**WHAT THIS EXERCISE ASKS:**
• 1. In the clustering app description, switch "Streamlit-based" to "Dash-based" and write out the passage from "Repository files navigation" up to and including "AI (GenAI)-powered insights.".
• 2. Answer these questions from the clustering app description:
(a) Which framework is the application built on?
(b) Which algorithms are listed as density-based?
(c) Which variants are listed for Agglomerative Hierarchical Clustering?
• 3. Carry the clustering app description forward from its last line with the next part.

[BEGIN DOCUMENT SEGMENT]

Notifications You must be signed in to change notification settings

sivkri/GenAI-cluster-analyzer

Repository files navigation

Interactive Clustering with GenAI

An interactive Streamlit-based application for performing traditional and deep learning-based clustering, enhanced with explainable AI (XAI) and Generative AI (GenAI)-powered insights.


Features

Clustering Techniques

  • Centroid-based: KMeans
  • Density-based: DBSCAN, HDBSCAN
  • Connectivity-based: Agglomerative Hierarchical Clustering (Ward, Complete, Single, Average)
  • Distribution-based: Gaussian Mixture Models (GMM)
  • Grid-based: (Optional extension)
  • Self-Organizing Maps (SOM)
  • Deep Learning-based: Autoencoder + KMeans

Evaluation Metrics

  • Silhouette Score
  • Davies-Bouldin Index
  • Calinski-Harabasz Index
  • Adjusted Rand Index (ARI)
  • Normalized Mutual Information (NMI)

[END DOCUMENT SEGMENT]
[BEGIN SUPPLIED MATERIAL]

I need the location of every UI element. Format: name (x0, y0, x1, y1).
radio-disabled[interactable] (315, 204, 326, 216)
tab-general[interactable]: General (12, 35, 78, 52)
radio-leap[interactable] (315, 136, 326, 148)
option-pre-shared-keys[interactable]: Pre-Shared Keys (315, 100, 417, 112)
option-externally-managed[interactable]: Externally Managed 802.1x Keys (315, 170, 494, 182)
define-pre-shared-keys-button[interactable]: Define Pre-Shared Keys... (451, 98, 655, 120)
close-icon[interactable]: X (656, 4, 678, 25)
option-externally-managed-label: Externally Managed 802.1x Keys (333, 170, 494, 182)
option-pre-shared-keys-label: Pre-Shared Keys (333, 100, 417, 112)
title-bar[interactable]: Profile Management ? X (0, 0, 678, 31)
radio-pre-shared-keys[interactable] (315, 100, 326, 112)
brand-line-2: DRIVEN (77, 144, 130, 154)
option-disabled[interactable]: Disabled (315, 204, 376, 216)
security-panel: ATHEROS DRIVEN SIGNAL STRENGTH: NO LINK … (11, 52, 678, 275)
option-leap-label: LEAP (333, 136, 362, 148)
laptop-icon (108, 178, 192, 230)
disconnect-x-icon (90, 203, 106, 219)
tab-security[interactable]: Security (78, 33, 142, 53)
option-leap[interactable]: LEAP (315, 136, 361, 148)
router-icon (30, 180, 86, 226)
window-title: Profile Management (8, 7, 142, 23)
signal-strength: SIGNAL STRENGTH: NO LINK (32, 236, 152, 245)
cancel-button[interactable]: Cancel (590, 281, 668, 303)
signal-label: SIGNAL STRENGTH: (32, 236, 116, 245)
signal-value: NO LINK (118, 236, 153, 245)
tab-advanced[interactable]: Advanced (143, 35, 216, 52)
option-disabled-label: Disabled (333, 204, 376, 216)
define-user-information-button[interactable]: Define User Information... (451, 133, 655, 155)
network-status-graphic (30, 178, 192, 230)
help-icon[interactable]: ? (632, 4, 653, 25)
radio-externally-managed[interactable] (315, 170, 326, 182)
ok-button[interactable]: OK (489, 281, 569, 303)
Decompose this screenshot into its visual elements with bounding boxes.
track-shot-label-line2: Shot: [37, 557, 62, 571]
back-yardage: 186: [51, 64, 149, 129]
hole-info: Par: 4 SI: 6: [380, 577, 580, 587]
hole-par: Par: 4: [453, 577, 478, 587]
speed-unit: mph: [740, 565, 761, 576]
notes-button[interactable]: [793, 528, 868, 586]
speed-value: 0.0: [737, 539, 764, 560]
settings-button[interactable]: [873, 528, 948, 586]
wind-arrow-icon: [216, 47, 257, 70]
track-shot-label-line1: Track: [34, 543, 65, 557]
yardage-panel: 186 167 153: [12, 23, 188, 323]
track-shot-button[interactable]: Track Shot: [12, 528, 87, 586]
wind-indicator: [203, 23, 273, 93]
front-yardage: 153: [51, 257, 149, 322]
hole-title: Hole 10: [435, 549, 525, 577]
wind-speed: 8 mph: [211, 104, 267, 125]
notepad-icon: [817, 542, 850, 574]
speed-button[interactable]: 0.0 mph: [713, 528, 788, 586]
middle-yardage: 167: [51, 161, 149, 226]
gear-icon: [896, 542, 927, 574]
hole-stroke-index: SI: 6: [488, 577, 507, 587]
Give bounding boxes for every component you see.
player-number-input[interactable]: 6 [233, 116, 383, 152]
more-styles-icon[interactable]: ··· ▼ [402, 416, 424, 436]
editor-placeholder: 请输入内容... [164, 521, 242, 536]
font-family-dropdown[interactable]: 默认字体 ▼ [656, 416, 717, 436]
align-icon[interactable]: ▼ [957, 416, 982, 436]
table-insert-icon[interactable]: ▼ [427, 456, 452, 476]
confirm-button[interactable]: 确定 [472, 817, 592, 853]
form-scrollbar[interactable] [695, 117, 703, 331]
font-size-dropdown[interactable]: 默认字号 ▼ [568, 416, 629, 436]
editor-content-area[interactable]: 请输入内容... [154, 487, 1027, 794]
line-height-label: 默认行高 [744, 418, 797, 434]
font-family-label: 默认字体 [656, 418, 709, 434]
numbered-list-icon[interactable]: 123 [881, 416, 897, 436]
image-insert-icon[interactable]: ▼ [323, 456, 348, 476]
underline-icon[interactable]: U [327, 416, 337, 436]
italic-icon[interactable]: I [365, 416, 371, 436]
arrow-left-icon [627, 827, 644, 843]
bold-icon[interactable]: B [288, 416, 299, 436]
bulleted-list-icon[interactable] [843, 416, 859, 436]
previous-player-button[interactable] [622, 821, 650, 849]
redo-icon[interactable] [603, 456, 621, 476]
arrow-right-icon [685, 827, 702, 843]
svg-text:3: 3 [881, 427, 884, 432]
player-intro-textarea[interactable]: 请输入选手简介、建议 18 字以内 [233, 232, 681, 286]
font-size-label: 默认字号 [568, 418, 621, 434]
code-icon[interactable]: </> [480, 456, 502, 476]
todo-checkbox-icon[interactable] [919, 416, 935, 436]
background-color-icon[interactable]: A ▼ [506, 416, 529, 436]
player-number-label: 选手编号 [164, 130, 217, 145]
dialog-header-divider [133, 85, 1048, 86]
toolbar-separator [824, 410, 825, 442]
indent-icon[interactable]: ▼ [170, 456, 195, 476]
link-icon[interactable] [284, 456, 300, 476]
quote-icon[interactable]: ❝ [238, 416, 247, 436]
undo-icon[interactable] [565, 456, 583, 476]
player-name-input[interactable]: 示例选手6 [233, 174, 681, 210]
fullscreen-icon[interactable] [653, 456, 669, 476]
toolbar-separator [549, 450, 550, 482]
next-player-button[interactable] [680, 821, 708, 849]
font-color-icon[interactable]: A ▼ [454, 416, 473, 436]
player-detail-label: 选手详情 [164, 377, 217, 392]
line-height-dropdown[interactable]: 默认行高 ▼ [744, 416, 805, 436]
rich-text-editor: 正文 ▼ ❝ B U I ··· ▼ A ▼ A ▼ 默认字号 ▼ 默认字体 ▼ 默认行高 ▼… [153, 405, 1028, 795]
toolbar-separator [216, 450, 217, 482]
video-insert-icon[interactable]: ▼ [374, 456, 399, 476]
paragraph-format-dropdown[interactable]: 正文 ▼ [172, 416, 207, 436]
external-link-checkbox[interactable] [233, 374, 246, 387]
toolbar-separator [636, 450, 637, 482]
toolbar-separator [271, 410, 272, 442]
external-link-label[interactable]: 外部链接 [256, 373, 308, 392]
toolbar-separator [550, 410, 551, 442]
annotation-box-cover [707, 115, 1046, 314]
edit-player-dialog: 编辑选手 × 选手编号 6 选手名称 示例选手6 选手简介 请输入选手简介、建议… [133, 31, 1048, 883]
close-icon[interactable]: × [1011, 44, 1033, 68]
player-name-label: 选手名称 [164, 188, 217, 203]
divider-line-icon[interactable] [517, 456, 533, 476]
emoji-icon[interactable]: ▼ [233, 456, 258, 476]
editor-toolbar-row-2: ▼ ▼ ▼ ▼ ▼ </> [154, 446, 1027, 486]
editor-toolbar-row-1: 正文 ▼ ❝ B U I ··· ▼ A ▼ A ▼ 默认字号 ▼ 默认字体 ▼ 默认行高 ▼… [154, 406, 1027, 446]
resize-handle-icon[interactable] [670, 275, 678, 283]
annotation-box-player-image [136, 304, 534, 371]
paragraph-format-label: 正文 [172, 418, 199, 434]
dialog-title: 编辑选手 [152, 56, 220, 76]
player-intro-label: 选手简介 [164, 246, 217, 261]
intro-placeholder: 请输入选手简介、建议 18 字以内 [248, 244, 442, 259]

[END SUPPLIED MATERIAL]

**FINAL RESULTS:**
• 1.
Repository files navigation

Interactive Clustering with GenAI

An interactive Dash-based application for performing traditional and deep learning-based clustering, enhanced with explainable AI (XAI) and Generative AI (GenAI)-powered insights.

• 2.
(a) Streamlit
(b) DBSCAN and HDBSCAN
(c) Ward, Complete, Single, and Average

• 3.
Dimensionality Reduction & Visualization

  • PCA, t-SNE, UMAP
  • Visualize cluster separation, outliers, and centroids
  • Supports both Matplotlib and Plotly for interactive visuals

GenAI Features

  • Cluster Summary Generator: Uses Hugging Face API (google/flan-t5-base) to summarize cluster characteristics
  • Accepts Hugging Face API key via input prompt
  • Automatically generates human-readable insights based on cluster stats

How to Use

1. Clone this repository

git clone  origin https://github.com/sivkri/GenAI-cluster-analyzer           
cd GenAI-cluster-analyzer

2. Install dependencies

pip install -r requirements.txt

3. Run the Streamlit app

streamlit run streamlit_bot.py

App Flow

  1. Upload your dataset (CSV format)

  2. Preview the first 5 rows

  3. Select columns to drop

  4. Select features for clustering

  5. Choose clustering method(s)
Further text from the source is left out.